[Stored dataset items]
----

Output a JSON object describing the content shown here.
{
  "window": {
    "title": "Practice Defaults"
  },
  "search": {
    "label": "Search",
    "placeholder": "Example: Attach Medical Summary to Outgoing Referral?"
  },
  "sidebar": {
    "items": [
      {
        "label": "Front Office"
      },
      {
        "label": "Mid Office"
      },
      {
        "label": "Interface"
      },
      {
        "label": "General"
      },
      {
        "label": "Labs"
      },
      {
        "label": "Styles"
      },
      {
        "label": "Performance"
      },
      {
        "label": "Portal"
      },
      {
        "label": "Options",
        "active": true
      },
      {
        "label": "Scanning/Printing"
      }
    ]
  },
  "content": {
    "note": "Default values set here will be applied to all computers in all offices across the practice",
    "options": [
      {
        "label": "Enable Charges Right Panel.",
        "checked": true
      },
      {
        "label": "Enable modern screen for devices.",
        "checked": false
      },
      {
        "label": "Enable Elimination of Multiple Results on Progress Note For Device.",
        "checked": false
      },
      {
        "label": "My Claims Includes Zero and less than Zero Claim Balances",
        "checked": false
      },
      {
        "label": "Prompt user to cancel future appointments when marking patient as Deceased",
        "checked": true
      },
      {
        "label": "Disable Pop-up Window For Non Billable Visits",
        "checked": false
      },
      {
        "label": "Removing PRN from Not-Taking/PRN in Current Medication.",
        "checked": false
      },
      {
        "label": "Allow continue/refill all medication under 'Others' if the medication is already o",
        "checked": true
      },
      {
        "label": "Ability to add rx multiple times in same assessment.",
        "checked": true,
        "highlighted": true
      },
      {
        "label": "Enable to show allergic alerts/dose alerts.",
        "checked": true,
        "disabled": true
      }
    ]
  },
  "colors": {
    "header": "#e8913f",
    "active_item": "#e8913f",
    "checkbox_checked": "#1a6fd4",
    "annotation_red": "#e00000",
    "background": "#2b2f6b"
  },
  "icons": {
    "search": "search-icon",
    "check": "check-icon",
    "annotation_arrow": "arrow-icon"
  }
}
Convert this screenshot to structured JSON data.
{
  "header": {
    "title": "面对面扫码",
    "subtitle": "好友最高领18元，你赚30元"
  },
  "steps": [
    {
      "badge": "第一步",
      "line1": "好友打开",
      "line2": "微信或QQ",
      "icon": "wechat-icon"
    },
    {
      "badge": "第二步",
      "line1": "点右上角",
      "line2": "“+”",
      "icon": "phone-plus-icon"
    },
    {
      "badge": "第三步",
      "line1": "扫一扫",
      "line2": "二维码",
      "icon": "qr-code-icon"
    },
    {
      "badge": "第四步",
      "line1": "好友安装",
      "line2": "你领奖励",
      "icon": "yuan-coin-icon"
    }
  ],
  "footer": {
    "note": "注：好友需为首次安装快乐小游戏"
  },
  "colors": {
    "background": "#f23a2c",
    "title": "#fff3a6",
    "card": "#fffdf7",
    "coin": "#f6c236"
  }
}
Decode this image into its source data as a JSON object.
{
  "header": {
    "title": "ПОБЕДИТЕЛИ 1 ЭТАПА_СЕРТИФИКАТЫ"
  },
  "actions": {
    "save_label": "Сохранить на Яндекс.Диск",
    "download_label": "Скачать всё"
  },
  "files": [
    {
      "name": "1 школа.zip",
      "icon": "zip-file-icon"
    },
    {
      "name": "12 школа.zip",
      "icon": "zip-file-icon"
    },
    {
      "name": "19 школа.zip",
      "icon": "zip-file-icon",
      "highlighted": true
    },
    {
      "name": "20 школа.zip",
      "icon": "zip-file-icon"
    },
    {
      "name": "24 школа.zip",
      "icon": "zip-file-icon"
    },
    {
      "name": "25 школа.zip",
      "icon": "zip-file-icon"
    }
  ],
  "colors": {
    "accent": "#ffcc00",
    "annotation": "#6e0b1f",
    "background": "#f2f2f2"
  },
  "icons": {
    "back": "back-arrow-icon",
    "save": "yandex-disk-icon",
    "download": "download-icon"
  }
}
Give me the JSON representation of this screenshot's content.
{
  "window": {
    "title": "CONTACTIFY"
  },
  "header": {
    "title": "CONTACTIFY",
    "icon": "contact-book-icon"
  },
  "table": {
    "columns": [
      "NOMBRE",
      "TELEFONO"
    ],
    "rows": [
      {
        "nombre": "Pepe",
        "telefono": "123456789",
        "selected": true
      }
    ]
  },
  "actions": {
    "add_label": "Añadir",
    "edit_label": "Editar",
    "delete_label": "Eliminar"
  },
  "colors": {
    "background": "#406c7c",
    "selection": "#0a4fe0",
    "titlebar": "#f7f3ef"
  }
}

----

(Written problem) Where a line above holds the string "Enable", show that line.

(Reply)
        "label": "Enable Charges Right Panel.",
        "label": "Enable modern screen for devices.",
        "label": "Enable Elimination of Multiple Results on Progress Note For Device.",
        "label": "Enable to show allergic alerts/dose alerts.",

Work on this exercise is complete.